Copy each line containing the word "Analyte" from the records that follow, please.

▸ Items from a figure collection:
-=-=-
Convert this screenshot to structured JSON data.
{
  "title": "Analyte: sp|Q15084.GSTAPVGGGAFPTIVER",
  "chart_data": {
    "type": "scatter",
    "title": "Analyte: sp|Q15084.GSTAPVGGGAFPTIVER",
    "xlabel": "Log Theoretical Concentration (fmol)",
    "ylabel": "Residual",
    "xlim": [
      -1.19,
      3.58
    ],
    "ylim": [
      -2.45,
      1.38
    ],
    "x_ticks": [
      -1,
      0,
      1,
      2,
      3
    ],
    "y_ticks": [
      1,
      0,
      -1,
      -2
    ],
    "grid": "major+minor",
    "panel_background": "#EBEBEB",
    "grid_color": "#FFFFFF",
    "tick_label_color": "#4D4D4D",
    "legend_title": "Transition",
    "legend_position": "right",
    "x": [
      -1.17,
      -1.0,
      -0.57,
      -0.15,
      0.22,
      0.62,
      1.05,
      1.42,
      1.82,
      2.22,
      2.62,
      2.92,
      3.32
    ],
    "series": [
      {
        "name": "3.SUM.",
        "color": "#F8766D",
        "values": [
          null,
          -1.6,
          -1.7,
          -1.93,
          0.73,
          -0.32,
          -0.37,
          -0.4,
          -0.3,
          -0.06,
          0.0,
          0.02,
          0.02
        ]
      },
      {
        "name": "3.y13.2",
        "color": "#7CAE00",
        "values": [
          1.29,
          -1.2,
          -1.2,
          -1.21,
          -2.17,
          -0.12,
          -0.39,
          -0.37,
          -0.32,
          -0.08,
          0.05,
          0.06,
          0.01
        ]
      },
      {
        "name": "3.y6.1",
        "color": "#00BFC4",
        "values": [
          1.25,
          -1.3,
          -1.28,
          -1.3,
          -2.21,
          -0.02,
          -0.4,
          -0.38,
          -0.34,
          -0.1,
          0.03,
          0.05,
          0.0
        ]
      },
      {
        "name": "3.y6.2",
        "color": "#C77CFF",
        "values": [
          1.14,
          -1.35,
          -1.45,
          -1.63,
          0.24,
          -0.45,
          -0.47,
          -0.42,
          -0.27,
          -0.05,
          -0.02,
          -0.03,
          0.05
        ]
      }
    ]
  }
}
-=-=-
▸ Complete response:
  "title": "Analyte: sp|Q15084.GSTAPVGGGAFPTIVER",
    "title": "Analyte: sp|Q15084.GSTAPVGGGAFPTIVER",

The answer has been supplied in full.